=== Directions ===
All entries are to be quoted exactly; the images stay out of the copy.

=== Raw data ===

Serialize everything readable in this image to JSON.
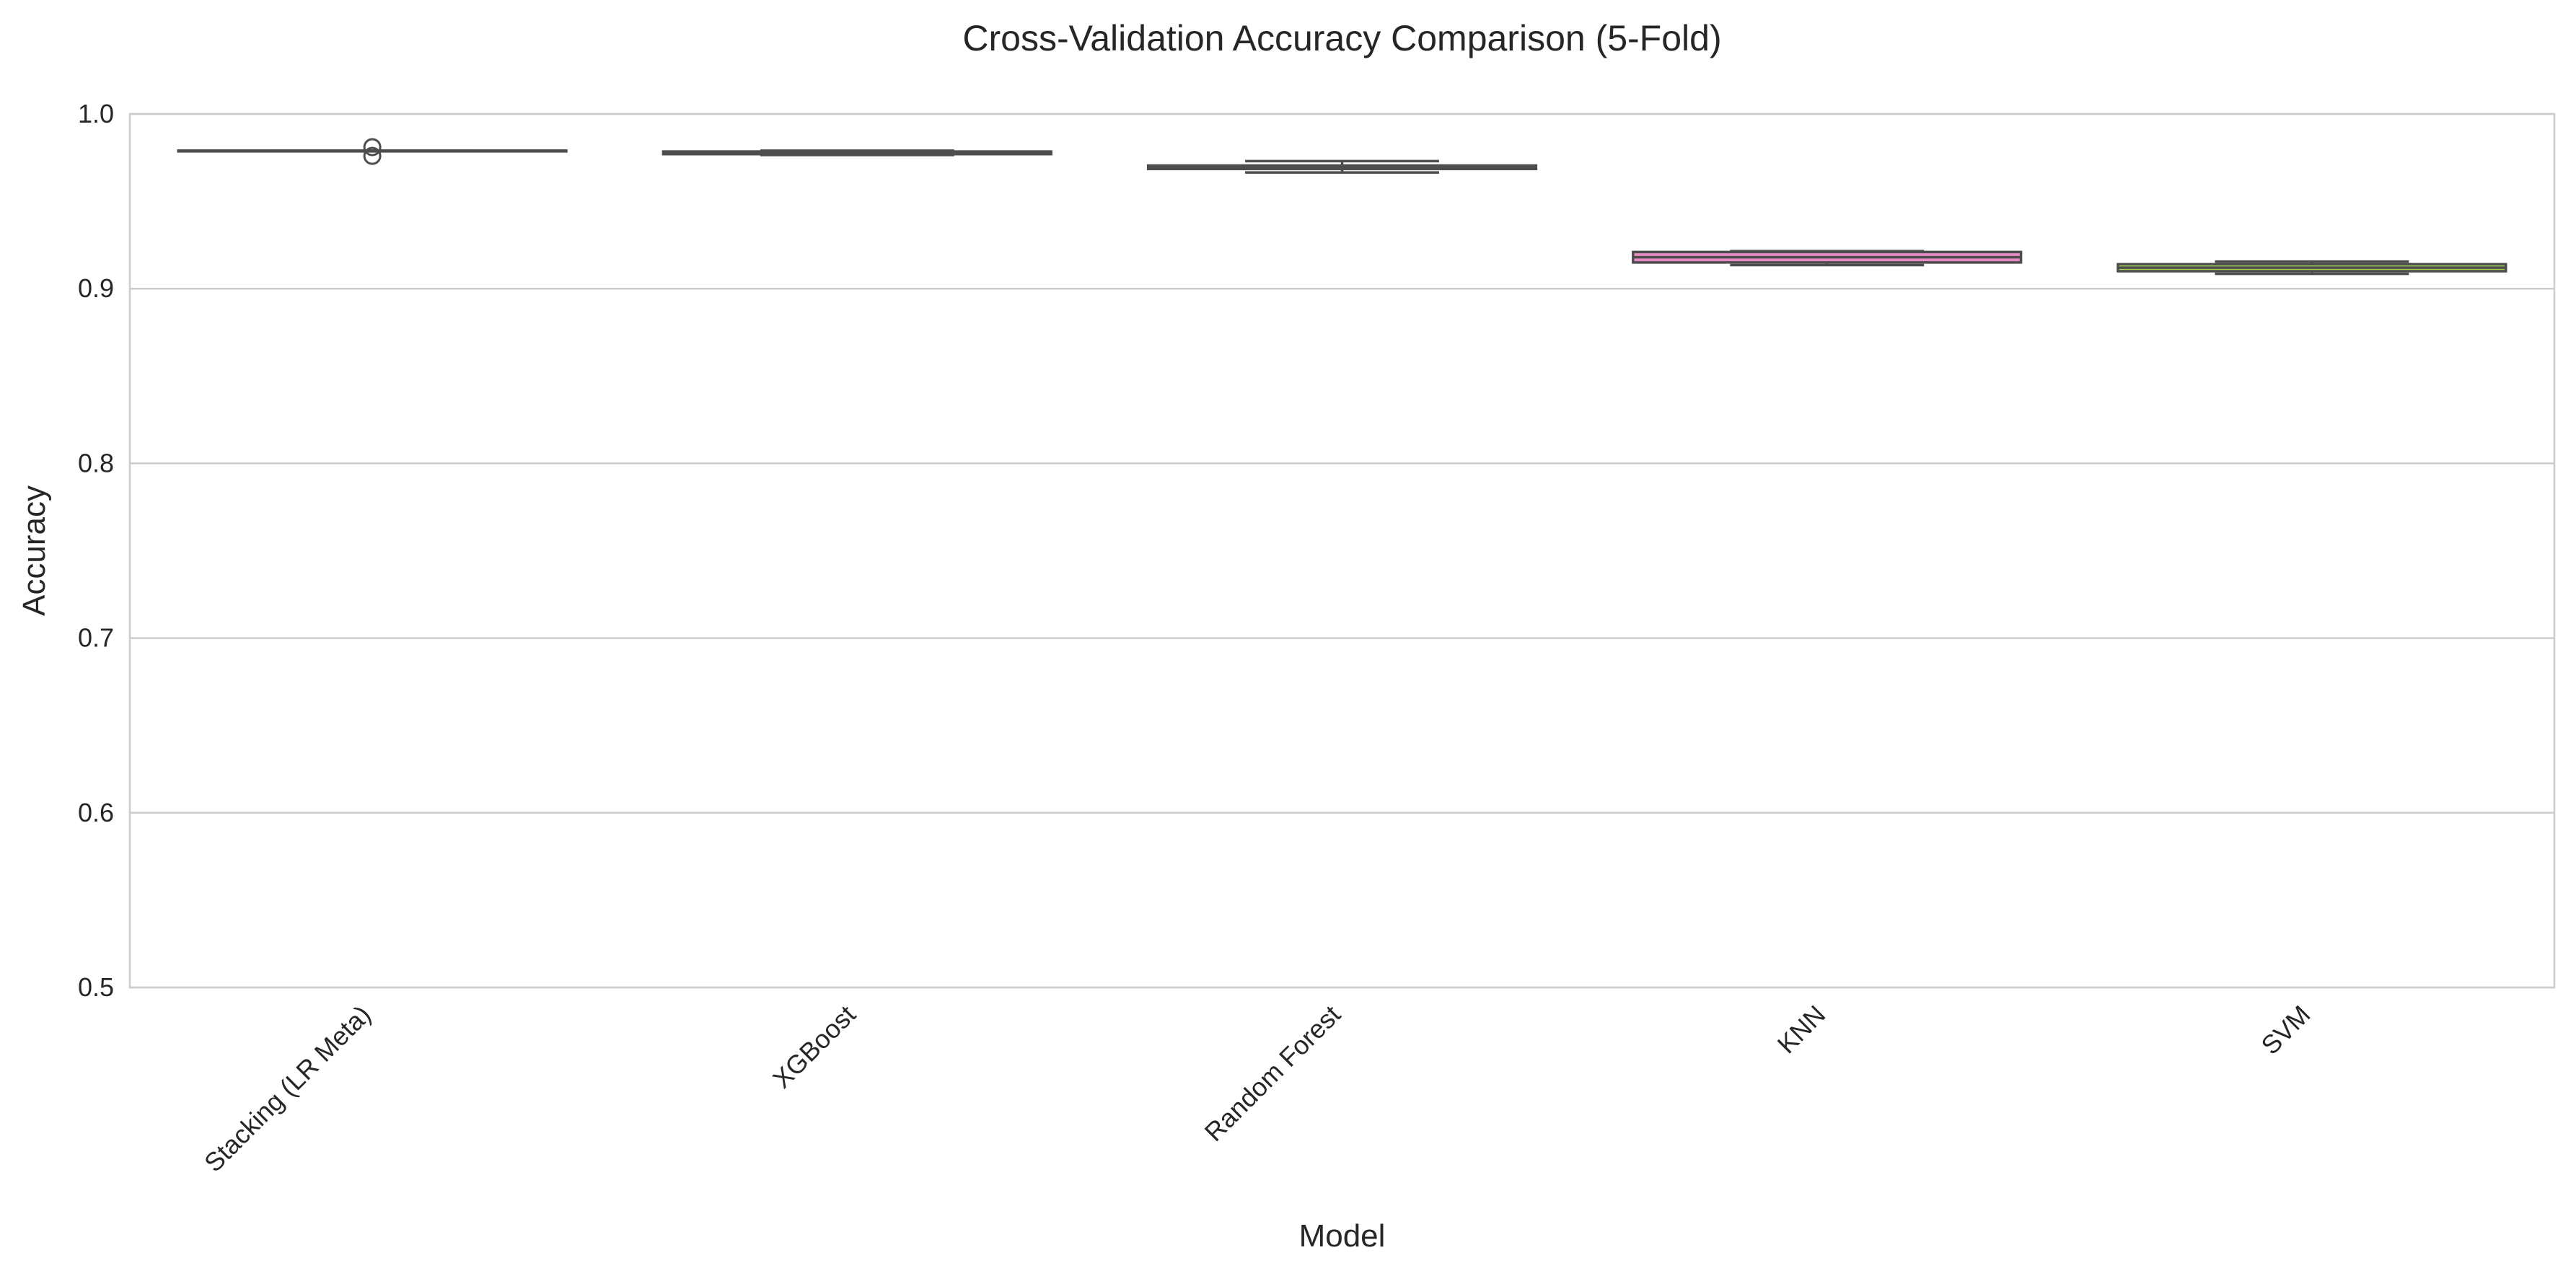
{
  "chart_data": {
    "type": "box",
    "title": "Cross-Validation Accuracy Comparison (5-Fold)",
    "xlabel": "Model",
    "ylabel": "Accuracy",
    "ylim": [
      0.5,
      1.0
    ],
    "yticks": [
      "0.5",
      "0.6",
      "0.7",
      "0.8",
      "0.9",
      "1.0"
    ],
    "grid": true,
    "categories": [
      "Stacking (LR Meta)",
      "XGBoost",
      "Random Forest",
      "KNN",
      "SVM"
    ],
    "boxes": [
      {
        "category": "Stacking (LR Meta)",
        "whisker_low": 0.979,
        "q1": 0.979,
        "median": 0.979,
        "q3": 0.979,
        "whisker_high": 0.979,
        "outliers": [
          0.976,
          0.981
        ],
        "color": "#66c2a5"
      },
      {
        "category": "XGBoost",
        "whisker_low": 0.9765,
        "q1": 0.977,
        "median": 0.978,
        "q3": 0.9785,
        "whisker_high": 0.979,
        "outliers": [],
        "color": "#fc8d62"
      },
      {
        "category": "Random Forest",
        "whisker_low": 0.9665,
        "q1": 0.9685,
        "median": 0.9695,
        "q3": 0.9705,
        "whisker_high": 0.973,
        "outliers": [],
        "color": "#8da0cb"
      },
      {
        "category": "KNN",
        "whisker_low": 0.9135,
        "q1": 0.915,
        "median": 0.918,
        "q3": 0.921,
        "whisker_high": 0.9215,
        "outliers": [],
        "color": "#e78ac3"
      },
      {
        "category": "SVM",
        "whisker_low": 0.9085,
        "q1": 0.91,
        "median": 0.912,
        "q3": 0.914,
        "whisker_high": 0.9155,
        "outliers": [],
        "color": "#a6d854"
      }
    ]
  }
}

=== Worked answer ===
Serialize everything readable in this image to JSON.
{
  "chart_data": {
    "type": "box",
    "title": "Cross-Validation Accuracy Comparison (5-Fold)",
    "xlabel": "Model",
    "ylabel": "Accuracy",
    "ylim": [
      0.5,
      1.0
    ],
    "yticks": [
      "0.5",
      "0.6",
      "0.7",
      "0.8",
      "0.9",
      "1.0"
    ],
    "grid": true,
    "categories": [
      "Stacking (LR Meta)",
      "XGBoost",
      "Random Forest",
      "KNN",
      "SVM"
    ],
    "boxes": [
      {
        "category": "Stacking (LR Meta)",
        "whisker_low": 0.979,
        "q1": 0.979,
        "median": 0.979,
        "q3": 0.979,
        "whisker_high": 0.979,
        "outliers": [
          0.976,
          0.981
        ],
        "color": "#66c2a5"
      },
      {
        "category": "XGBoost",
        "whisker_low": 0.9765,
        "q1": 0.977,
        "median": 0.978,
        "q3": 0.9785,
        "whisker_high": 0.979,
        "outliers": [],
        "color": "#fc8d62"
      },
      {
        "category": "Random Forest",
        "whisker_low": 0.9665,
        "q1": 0.9685,
        "median": 0.9695,
        "q3": 0.9705,
        "whisker_high": 0.973,
        "outliers": [],
        "color": "#8da0cb"
      },
      {
        "category": "KNN",
        "whisker_low": 0.9135,
        "q1": 0.915,
        "median": 0.918,
        "q3": 0.921,
        "whisker_high": 0.9215,
        "outliers": [],
        "color": "#e78ac3"
      },
      {
        "category": "SVM",
        "whisker_low": 0.9085,
        "q1": 0.91,
        "median": 0.912,
        "q3": 0.914,
        "whisker_high": 0.9155,
        "outliers": [],
        "color": "#a6d854"
      }
    ]
  }
}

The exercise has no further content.